EXTRACTED INFORMATION:
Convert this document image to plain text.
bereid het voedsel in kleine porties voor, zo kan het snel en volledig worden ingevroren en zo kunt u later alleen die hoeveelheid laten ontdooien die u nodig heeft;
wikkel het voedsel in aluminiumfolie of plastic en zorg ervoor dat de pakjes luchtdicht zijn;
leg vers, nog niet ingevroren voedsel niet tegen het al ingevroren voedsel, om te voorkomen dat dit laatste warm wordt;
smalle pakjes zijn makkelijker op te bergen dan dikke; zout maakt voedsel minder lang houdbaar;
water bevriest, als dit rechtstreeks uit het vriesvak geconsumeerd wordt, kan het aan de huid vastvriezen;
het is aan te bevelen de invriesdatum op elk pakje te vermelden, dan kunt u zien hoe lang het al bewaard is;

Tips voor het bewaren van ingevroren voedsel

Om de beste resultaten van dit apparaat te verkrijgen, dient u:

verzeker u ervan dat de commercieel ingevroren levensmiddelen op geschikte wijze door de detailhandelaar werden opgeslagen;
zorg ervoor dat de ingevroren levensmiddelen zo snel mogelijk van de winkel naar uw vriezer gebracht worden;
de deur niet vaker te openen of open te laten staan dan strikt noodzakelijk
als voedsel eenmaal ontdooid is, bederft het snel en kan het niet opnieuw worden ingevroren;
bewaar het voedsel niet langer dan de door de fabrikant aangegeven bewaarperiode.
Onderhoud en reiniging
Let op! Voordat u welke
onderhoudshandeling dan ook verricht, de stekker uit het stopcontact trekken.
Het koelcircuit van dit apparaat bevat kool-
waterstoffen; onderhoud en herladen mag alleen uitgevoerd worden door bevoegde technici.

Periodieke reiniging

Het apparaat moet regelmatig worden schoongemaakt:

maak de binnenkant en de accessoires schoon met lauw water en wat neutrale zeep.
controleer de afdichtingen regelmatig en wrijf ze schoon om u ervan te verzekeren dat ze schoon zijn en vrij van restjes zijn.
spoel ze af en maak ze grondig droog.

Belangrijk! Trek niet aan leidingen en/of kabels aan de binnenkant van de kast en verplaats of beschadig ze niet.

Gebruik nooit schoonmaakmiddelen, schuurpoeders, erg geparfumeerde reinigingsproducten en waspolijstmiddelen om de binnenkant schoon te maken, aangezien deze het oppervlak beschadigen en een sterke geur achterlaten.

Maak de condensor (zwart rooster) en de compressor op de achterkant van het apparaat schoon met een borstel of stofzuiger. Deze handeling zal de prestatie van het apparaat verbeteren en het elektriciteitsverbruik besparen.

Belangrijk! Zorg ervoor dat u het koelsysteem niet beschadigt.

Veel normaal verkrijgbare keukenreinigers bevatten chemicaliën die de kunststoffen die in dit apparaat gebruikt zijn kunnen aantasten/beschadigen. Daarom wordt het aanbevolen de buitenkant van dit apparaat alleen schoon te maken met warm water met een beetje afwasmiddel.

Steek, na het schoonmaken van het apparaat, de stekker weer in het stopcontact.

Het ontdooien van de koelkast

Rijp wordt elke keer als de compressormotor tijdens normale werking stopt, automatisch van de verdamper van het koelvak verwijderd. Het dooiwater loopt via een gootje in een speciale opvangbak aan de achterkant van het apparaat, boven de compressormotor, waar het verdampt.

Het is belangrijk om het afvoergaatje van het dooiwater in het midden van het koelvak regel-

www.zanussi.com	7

REQUIREMENT:
Extract every line above containing the word "ervoor".

ANSWER TO THIS EXERCISE:
wikkel het voedsel in aluminiumfolie of plastic en zorg ervoor dat de pakjes luchtdicht zijn;
zorg ervoor dat de ingevroren levensmiddelen zo snel mogelijk van de winkel naar uw vriezer gebracht worden;
Belangrijk! Zorg ervoor dat u het koelsysteem niet beschadigt.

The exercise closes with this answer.